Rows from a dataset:
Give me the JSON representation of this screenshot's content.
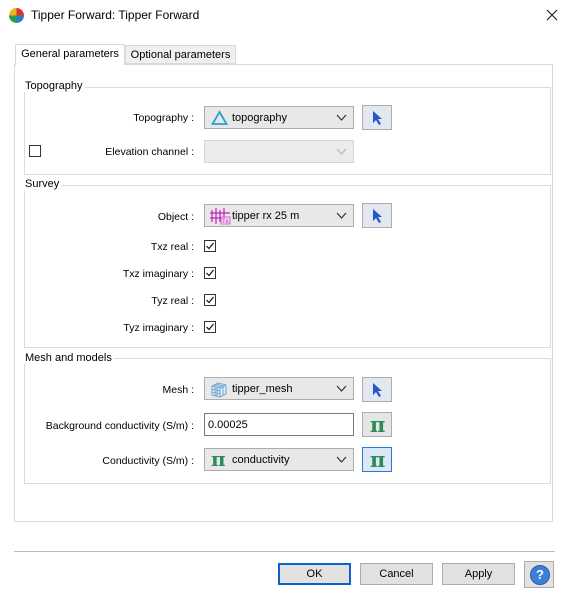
{
  "window": {
    "title": "Tipper Forward: Tipper Forward"
  },
  "tabs": [
    {
      "label": "General parameters"
    },
    {
      "label": "Optional parameters"
    }
  ],
  "topography": {
    "group_title": "Topography",
    "topography_label": "Topography :",
    "topography_value": "topography",
    "elevation_label": "Elevation channel :"
  },
  "survey": {
    "group_title": "Survey",
    "object_label": "Object :",
    "object_value": "tipper rx 25 m",
    "components": [
      {
        "label": "Txz real :",
        "checked": true
      },
      {
        "label": "Txz imaginary :",
        "checked": true
      },
      {
        "label": "Tyz real :",
        "checked": true
      },
      {
        "label": "Tyz imaginary :",
        "checked": true
      }
    ]
  },
  "mesh": {
    "group_title": "Mesh and models",
    "mesh_label": "Mesh :",
    "mesh_value": "tipper_mesh",
    "background_label": "Background conductivity (S/m) :",
    "background_value": "0.00025",
    "conductivity_label": "Conductivity (S/m) :",
    "conductivity_value": "conductivity",
    "pi_symbol": "π"
  },
  "buttons": {
    "ok": "OK",
    "cancel": "Cancel",
    "apply": "Apply",
    "help": "?"
  },
  "colors": {
    "accent": "#0a64c8",
    "pi_green": "#2e8b57",
    "arrow_blue": "#1e5bc8"
  }
}
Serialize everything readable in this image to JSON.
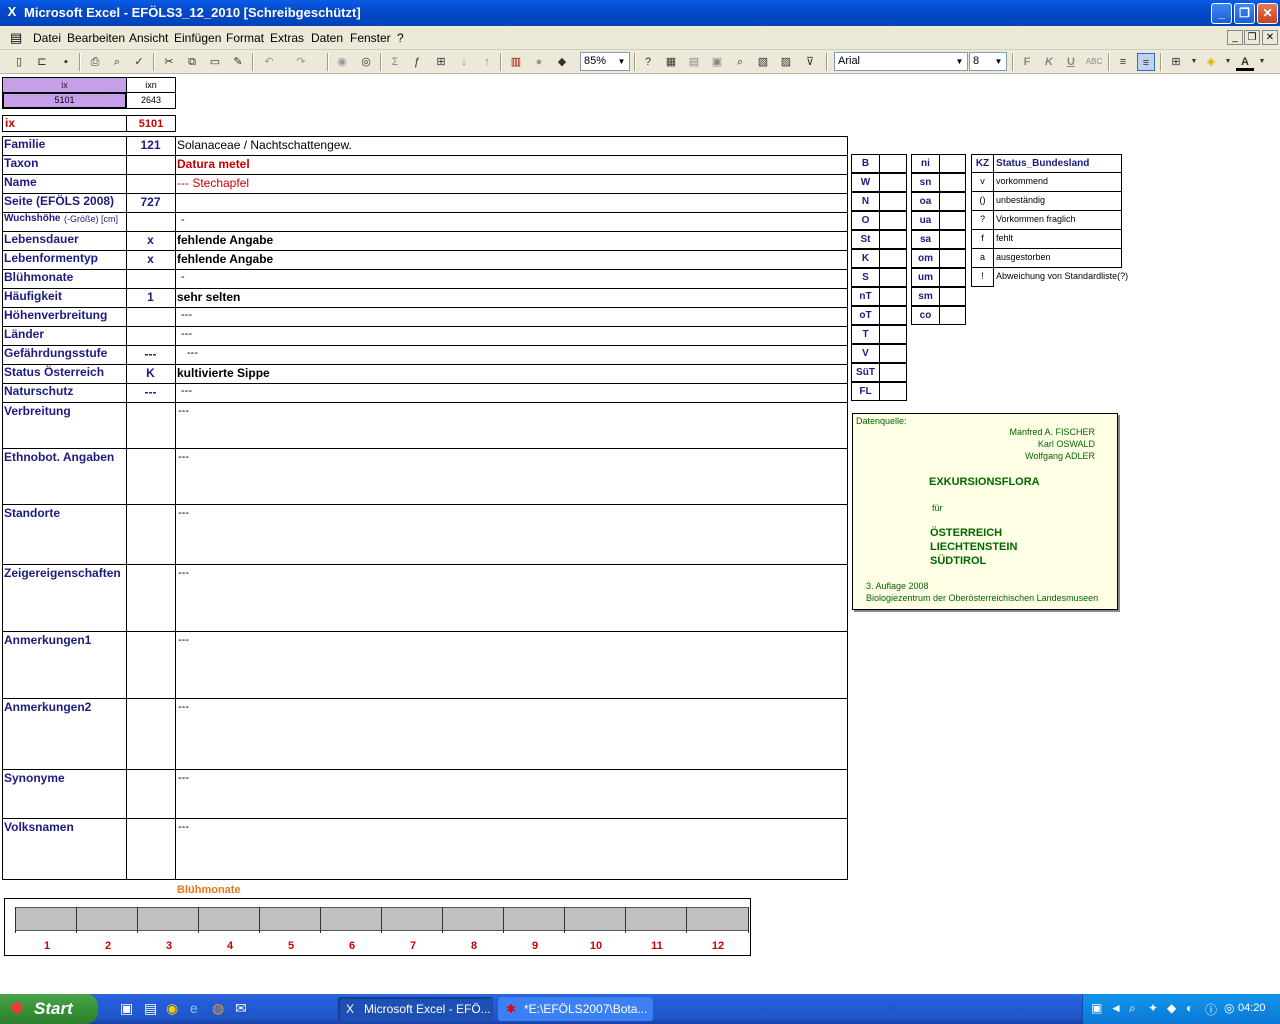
{
  "window": {
    "app_icon": "excel-icon",
    "title": "Microsoft Excel - EFÖLS3_12_2010  [Schreibgeschützt]"
  },
  "menu": {
    "items": [
      "Datei",
      "Bearbeiten",
      "Ansicht",
      "Einfügen",
      "Format",
      "Extras",
      "Daten",
      "Fenster",
      "?"
    ]
  },
  "toolbar": {
    "zoom": "85%",
    "font": "Arial",
    "size": "8",
    "bold_label": "F",
    "italic_label": "K",
    "underline_label": "U"
  },
  "lookup": {
    "ix_header": "ix",
    "ixn_header": "ixn",
    "ix_value": "5101",
    "ixn_value": "2643",
    "ix_label": "ix",
    "ix_value2": "5101"
  },
  "rows": [
    {
      "label": "Familie",
      "code": "121",
      "text": "Solanaceae  /  Nachtschattengew."
    },
    {
      "label": "Taxon",
      "code": "",
      "text": "Datura metel"
    },
    {
      "label": "Name",
      "code": "",
      "text": "--- Stechapfel"
    },
    {
      "label": "Seite (EFÖLS 2008)",
      "code": "727",
      "text": ""
    },
    {
      "label": "Wuchshöhe",
      "label_suffix": "(-Größe) [cm]",
      "code": "",
      "text": "-"
    },
    {
      "label": "Lebensdauer",
      "code": "x",
      "text": "fehlende Angabe"
    },
    {
      "label": "Lebenformentyp",
      "code": "x",
      "text": "fehlende Angabe"
    },
    {
      "label": "Blühmonate",
      "code": "",
      "text": "-"
    },
    {
      "label": "Häufigkeit",
      "code": "1",
      "text": "sehr selten"
    },
    {
      "label": "Höhenverbreitung",
      "code": "",
      "text": "---"
    },
    {
      "label": "Länder",
      "code": "",
      "text": "---"
    },
    {
      "label": "Gefährdungsstufe",
      "code": "---",
      "text": "---"
    },
    {
      "label": "Status Österreich",
      "code": "K",
      "text": "kultivierte Sippe"
    },
    {
      "label": "Naturschutz",
      "code": "---",
      "text": "---"
    }
  ],
  "tall_rows": [
    {
      "label": "Verbreitung",
      "text": "---"
    },
    {
      "label": "Ethnobot. Angaben",
      "text": "---"
    },
    {
      "label": "Standorte",
      "text": "---"
    },
    {
      "label": "Zeigereigenschaften",
      "text": "---"
    },
    {
      "label": "Anmerkungen1",
      "text": "---"
    },
    {
      "label": "Anmerkungen2",
      "text": "---"
    },
    {
      "label": "Synonyme",
      "text": "---"
    },
    {
      "label": "Volksnamen",
      "text": "---"
    }
  ],
  "status_col1": [
    "B",
    "W",
    "N",
    "O",
    "St",
    "K",
    "S",
    "nT",
    "oT",
    "T",
    "V",
    "SüT",
    "FL"
  ],
  "status_col2": [
    "ni",
    "sn",
    "oa",
    "ua",
    "sa",
    "om",
    "um",
    "sm",
    "co"
  ],
  "legend": {
    "kz_header": "KZ",
    "title": "Status_Bundesland",
    "entries": [
      {
        "code": "v",
        "text": "vorkommend"
      },
      {
        "code": "()",
        "text": "unbeständig"
      },
      {
        "code": "?",
        "text": "Vorkommen fraglich"
      },
      {
        "code": "f",
        "text": "fehlt"
      },
      {
        "code": "a",
        "text": "ausgestorben"
      },
      {
        "code": "!",
        "text": "Abweichung von Standardliste(?)"
      }
    ]
  },
  "source_box": {
    "label": "Datenquelle:",
    "authors": [
      "Manfred A. FISCHER",
      "Karl OSWALD",
      "Wolfgang ADLER"
    ],
    "title": "EXKURSIONSFLORA",
    "for": "für",
    "countries": [
      "ÖSTERREICH",
      "LIECHTENSTEIN",
      "SÜDTIROL"
    ],
    "edition": "3. Auflage 2008",
    "publisher": "Biologiezentrum der Oberösterreichischen Landesmuseen"
  },
  "bloom": {
    "title": "Blühmonate",
    "months": [
      "1",
      "2",
      "3",
      "4",
      "5",
      "6",
      "7",
      "8",
      "9",
      "10",
      "11",
      "12"
    ]
  },
  "taskbar": {
    "start": "Start",
    "tasks": [
      "Microsoft Excel - EFÖ...",
      "*E:\\EFÖLS2007\\Bota..."
    ],
    "clock": "04:20"
  },
  "colors": {
    "titlebar": "#0449c9",
    "label_blue": "#1c1c80",
    "taxon_red": "#cc0000",
    "lookup_purple": "#c5a0e8",
    "source_green": "#006600",
    "source_bg": "#ffffe6",
    "bloom_orange": "#e87722",
    "month_red": "#cc0000"
  }
}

Exercise
Within the material above, find the lines that contain the word "parameters"; copy them.

The result
      "label": "General parameters"
      "label": "Optional parameters"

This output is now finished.